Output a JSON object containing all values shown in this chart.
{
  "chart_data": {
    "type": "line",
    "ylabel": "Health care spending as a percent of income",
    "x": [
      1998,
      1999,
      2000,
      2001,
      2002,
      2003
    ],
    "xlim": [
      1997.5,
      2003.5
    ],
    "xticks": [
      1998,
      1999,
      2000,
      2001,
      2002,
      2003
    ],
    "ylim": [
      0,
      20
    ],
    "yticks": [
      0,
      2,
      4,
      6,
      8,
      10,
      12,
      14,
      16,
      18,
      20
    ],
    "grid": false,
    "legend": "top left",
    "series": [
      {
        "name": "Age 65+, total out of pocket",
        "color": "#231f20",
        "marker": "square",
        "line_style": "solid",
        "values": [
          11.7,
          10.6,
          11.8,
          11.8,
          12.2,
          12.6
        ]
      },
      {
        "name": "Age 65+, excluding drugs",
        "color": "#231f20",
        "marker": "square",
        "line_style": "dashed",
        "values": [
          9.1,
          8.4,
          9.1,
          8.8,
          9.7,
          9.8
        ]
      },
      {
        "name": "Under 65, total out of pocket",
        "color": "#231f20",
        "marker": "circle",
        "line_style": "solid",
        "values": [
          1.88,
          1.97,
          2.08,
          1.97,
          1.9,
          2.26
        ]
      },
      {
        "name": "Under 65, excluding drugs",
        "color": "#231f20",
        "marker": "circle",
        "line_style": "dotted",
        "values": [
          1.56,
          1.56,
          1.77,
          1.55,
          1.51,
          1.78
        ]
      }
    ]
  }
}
________________
» AIM:
Extract every line containing the string "pocket" from the material.

» WORKED ANSWER:
        "name": "Age 65+, total out of pocket",
        "name": "Under 65, total out of pocket",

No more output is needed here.